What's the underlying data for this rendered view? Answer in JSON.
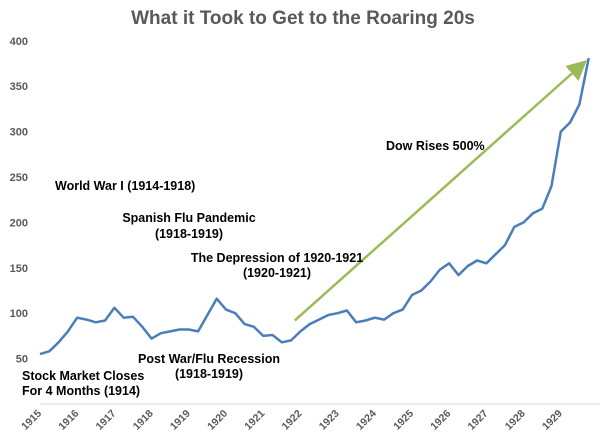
{
  "chart_data": {
    "type": "line",
    "title": "What it Took to Get to the Roaring 20s",
    "xlabel": "",
    "ylabel": "",
    "ylim": [
      0,
      400
    ],
    "yticks": [
      400,
      350,
      300,
      250,
      200,
      150,
      100,
      50
    ],
    "xticks": [
      "1915",
      "1916",
      "1917",
      "1918",
      "1919",
      "1920",
      "1921",
      "1922",
      "1923",
      "1924",
      "1925",
      "1926",
      "1927",
      "1928",
      "1929"
    ],
    "grid": false,
    "line_color": "#4a7ebb",
    "arrow_color": "#9bbb59",
    "series": [
      {
        "x": [
          1915.0,
          1915.25,
          1915.5,
          1915.75,
          1916.0,
          1916.25,
          1916.5,
          1916.75,
          1917.0,
          1917.25,
          1917.5,
          1917.75,
          1918.0,
          1918.25,
          1918.5,
          1918.75,
          1919.0,
          1919.25,
          1919.5,
          1919.75,
          1920.0,
          1920.25,
          1920.5,
          1920.75,
          1921.0,
          1921.25,
          1921.5,
          1921.75,
          1922.0,
          1922.25,
          1922.5,
          1922.75,
          1923.0,
          1923.25,
          1923.5,
          1923.75,
          1924.0,
          1924.25,
          1924.5,
          1924.75,
          1925.0,
          1925.25,
          1925.5,
          1925.75,
          1926.0,
          1926.25,
          1926.5,
          1926.75,
          1927.0,
          1927.25,
          1927.5,
          1927.75,
          1928.0,
          1928.25,
          1928.5,
          1928.75,
          1929.0,
          1929.25,
          1929.5,
          1929.75
        ],
        "values": [
          55,
          58,
          68,
          80,
          95,
          93,
          90,
          92,
          106,
          95,
          96,
          85,
          72,
          78,
          80,
          82,
          82,
          80,
          98,
          116,
          104,
          100,
          88,
          85,
          75,
          76,
          68,
          70,
          80,
          88,
          93,
          98,
          100,
          103,
          90,
          92,
          95,
          93,
          100,
          104,
          120,
          125,
          135,
          148,
          155,
          142,
          152,
          158,
          155,
          165,
          175,
          195,
          200,
          210,
          215,
          240,
          300,
          310,
          330,
          381
        ]
      }
    ],
    "arrow": {
      "from": [
        1921.85,
        92
      ],
      "to": [
        1929.6,
        375
      ]
    },
    "annotations": [
      "Dow Rises 500%",
      "World War I (1914-1918)",
      "Spanish Flu Pandemic",
      "(1918-1919)",
      "The Depression of 1920-1921",
      "(1920-1921)",
      "Post War/Flu Recession",
      "(1918-1919)",
      "Stock Market Closes",
      "For 4 Months (1914)"
    ]
  }
}
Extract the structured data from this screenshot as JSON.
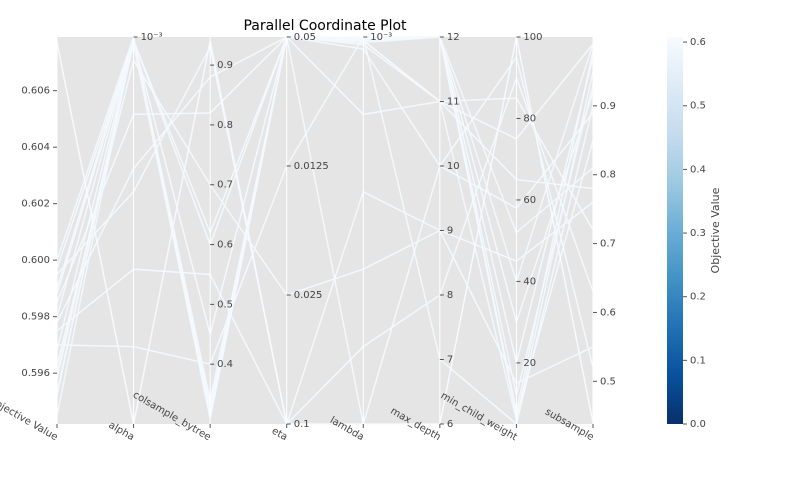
{
  "chart_data": {
    "type": "parallel",
    "title": "Parallel Coordinate Plot",
    "axes": [
      {
        "label": "Objective Value",
        "lim": [
          0.5942,
          0.6079
        ],
        "ticks": [
          0.596,
          0.598,
          {
            "value": 0.6,
            "label": "0.600"
          },
          0.602,
          0.604,
          0.606
        ],
        "tick_side": "left"
      },
      {
        "label": "alpha",
        "log": true,
        "lim": [
          1e-08,
          0.001
        ],
        "ticks": [
          {
            "value": 0.001,
            "label": "10⁻³"
          }
        ]
      },
      {
        "label": "colsample_bytree",
        "lim": [
          0.3,
          0.947
        ],
        "ticks": [
          0.4,
          0.5,
          0.6,
          0.7,
          0.8,
          0.9
        ]
      },
      {
        "label": "eta",
        "lim": [
          0,
          3
        ],
        "ticks": [
          {
            "value": 0,
            "label": "0.1"
          },
          {
            "value": 1,
            "label": "0.025"
          },
          {
            "value": 2,
            "label": "0.0125"
          },
          {
            "value": 3,
            "label": "0.05"
          }
        ]
      },
      {
        "label": "lambda",
        "log": true,
        "lim": [
          1e-08,
          0.001
        ],
        "ticks": [
          {
            "value": 0.001,
            "label": "10⁻³"
          }
        ]
      },
      {
        "label": "max_depth",
        "lim": [
          6,
          12
        ],
        "ticks": [
          6,
          7,
          8,
          9,
          10,
          11,
          12
        ]
      },
      {
        "label": "min_child_weight",
        "lim": [
          5,
          100
        ],
        "ticks": [
          20,
          40,
          60,
          80,
          100
        ]
      },
      {
        "label": "subsample",
        "lim": [
          0.438,
          1.0
        ],
        "ticks": [
          0.5,
          0.6,
          0.7,
          0.8,
          0.9
        ]
      }
    ],
    "series": [
      {
        "values": [
          0.5953,
          0.00095,
          0.32,
          3,
          0.0009,
          12,
          8,
          0.98
        ]
      },
      {
        "values": [
          0.596,
          0.0008,
          0.31,
          3,
          0.0009,
          11,
          6,
          0.95
        ]
      },
      {
        "values": [
          0.5968,
          0.0009,
          0.33,
          3,
          0.00085,
          12,
          30,
          0.92
        ]
      },
      {
        "values": [
          0.5975,
          1e-06,
          0.55,
          0,
          1e-05,
          9,
          45,
          0.76
        ]
      },
      {
        "values": [
          0.598,
          0.0009,
          0.62,
          3,
          0.0007,
          10,
          58,
          0.89
        ]
      },
      {
        "values": [
          0.5985,
          0.0001,
          0.82,
          3,
          0.0009,
          11,
          75,
          0.99
        ]
      },
      {
        "values": [
          0.599,
          0.00098,
          0.31,
          3,
          0.00095,
          12,
          7,
          0.85
        ]
      },
      {
        "values": [
          0.5995,
          1e-05,
          0.93,
          0,
          1e-07,
          8,
          90,
          0.63
        ]
      },
      {
        "values": [
          0.5997,
          0.0009,
          0.45,
          3,
          0.0009,
          12,
          20,
          0.97
        ]
      },
      {
        "values": [
          0.6,
          0.001,
          0.31,
          3,
          0.0001,
          11,
          85,
          0.72
        ]
      },
      {
        "values": [
          0.5958,
          0.0009,
          0.34,
          3,
          0.00098,
          12,
          40,
          0.99
        ]
      },
      {
        "values": [
          0.5963,
          0.0005,
          0.7,
          1,
          1e-06,
          9,
          15,
          0.55
        ]
      },
      {
        "values": [
          0.6077,
          1e-08,
          0.94,
          0,
          1e-08,
          6,
          100,
          0.44
        ]
      },
      {
        "values": [
          0.5952,
          0.00097,
          0.32,
          3,
          0.00099,
          12,
          52,
          0.81
        ]
      },
      {
        "values": [
          0.597,
          1e-07,
          0.4,
          2,
          0.001,
          7,
          5,
          0.9
        ]
      },
      {
        "values": [
          0.5988,
          0.0009,
          0.6,
          3,
          0.0008,
          11,
          65,
          0.78
        ]
      },
      {
        "values": [
          0.5945,
          0.00095,
          0.33,
          3,
          0.00096,
          12,
          12,
          0.93
        ]
      },
      {
        "values": [
          0.5978,
          2e-05,
          0.88,
          3,
          1e-08,
          10,
          95,
          0.52
        ]
      }
    ],
    "colorbar": {
      "label": "Objective Value",
      "lim": [
        0,
        0.608
      ],
      "ticks": [
        {
          "value": 0,
          "label": "0.0"
        },
        0.1,
        0.2,
        0.3,
        0.4,
        0.5,
        0.6
      ],
      "colormap": [
        "#08306b",
        "#08519c",
        "#2171b5",
        "#4292c6",
        "#6baed6",
        "#9ecae1",
        "#c6dbef",
        "#deebf7",
        "#f7fbff"
      ]
    }
  }
}
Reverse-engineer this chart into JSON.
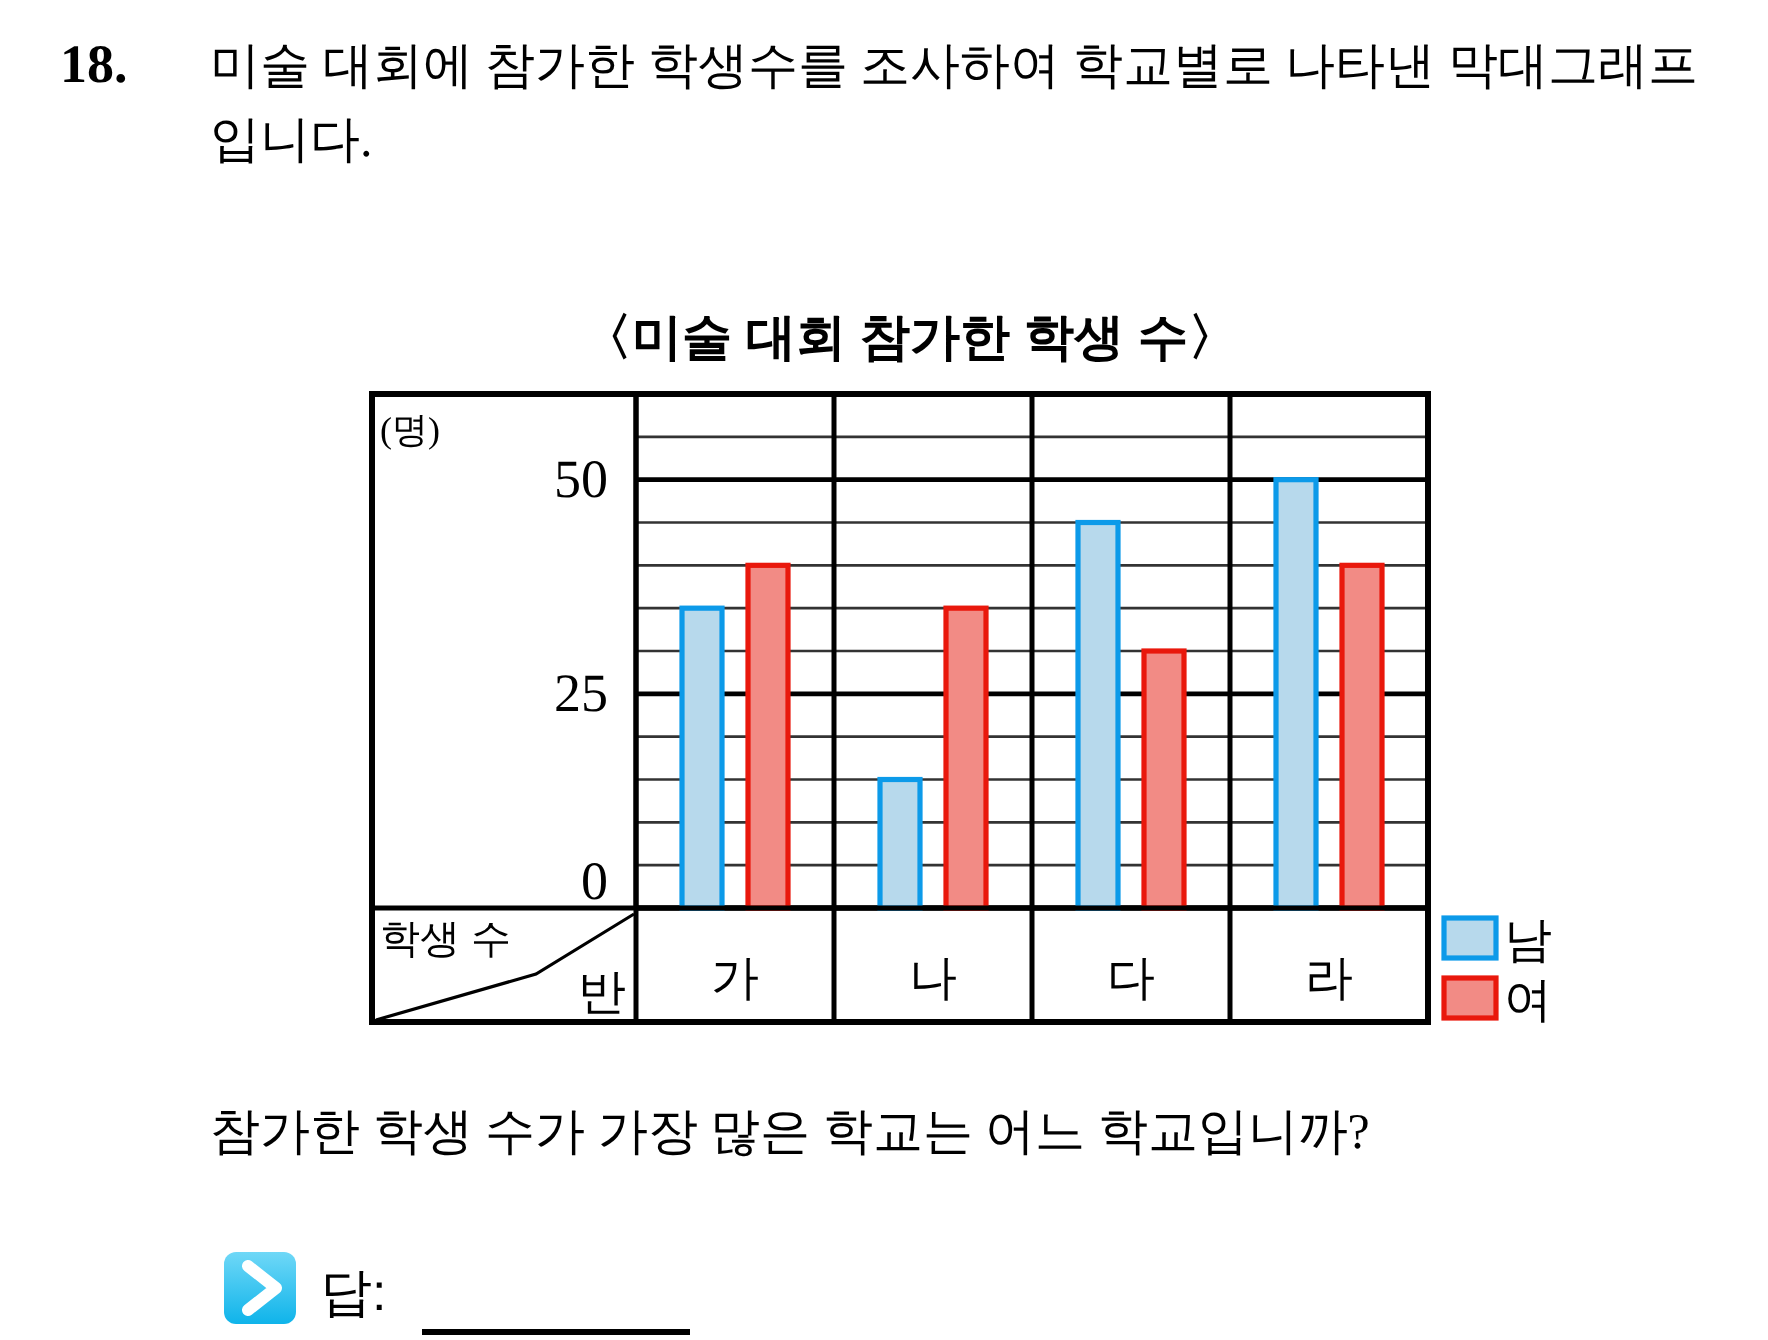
{
  "chart_data": {
    "type": "bar",
    "title": "〈미술 대회 참가한 학생 수〉",
    "xlabel": "반",
    "ylabel": "학생 수",
    "categories": [
      "가",
      "나",
      "다",
      "라"
    ],
    "series": [
      {
        "name": "남",
        "color": "#b7d9ec",
        "values": [
          35,
          15,
          45,
          50
        ]
      },
      {
        "name": "여",
        "color": "#f28b85",
        "values": [
          40,
          35,
          30,
          40
        ]
      }
    ],
    "ylim": [
      0,
      60
    ],
    "yticks": [
      0,
      {
        "value": 5,
        "label": null
      },
      {
        "value": 10,
        "label": null
      },
      {
        "value": 15,
        "label": null
      },
      {
        "value": 20,
        "label": null
      },
      25,
      {
        "value": 30,
        "label": null
      },
      {
        "value": 35,
        "label": null
      },
      {
        "value": 40,
        "label": null
      },
      {
        "value": 45,
        "label": null
      },
      50,
      {
        "value": 55,
        "label": null
      }
    ],
    "grid": "y",
    "legend": "bottom right",
    "annotations": [
      "18.",
      "미술 대회에 참가한 학생수를 조사하여 학교별로 나타낸 막대그래프입니다.",
      "(명)",
      "참가한 학생 수가 가장 많은 학교는 어느 학교입니까?",
      "답:"
    ]
  }
}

- - - - -

What is expected ->
Show every line in the entries where the string "Objective" occurs.

Expected answer ->
        "label": "Objective Value",
      "label": "Objective Value",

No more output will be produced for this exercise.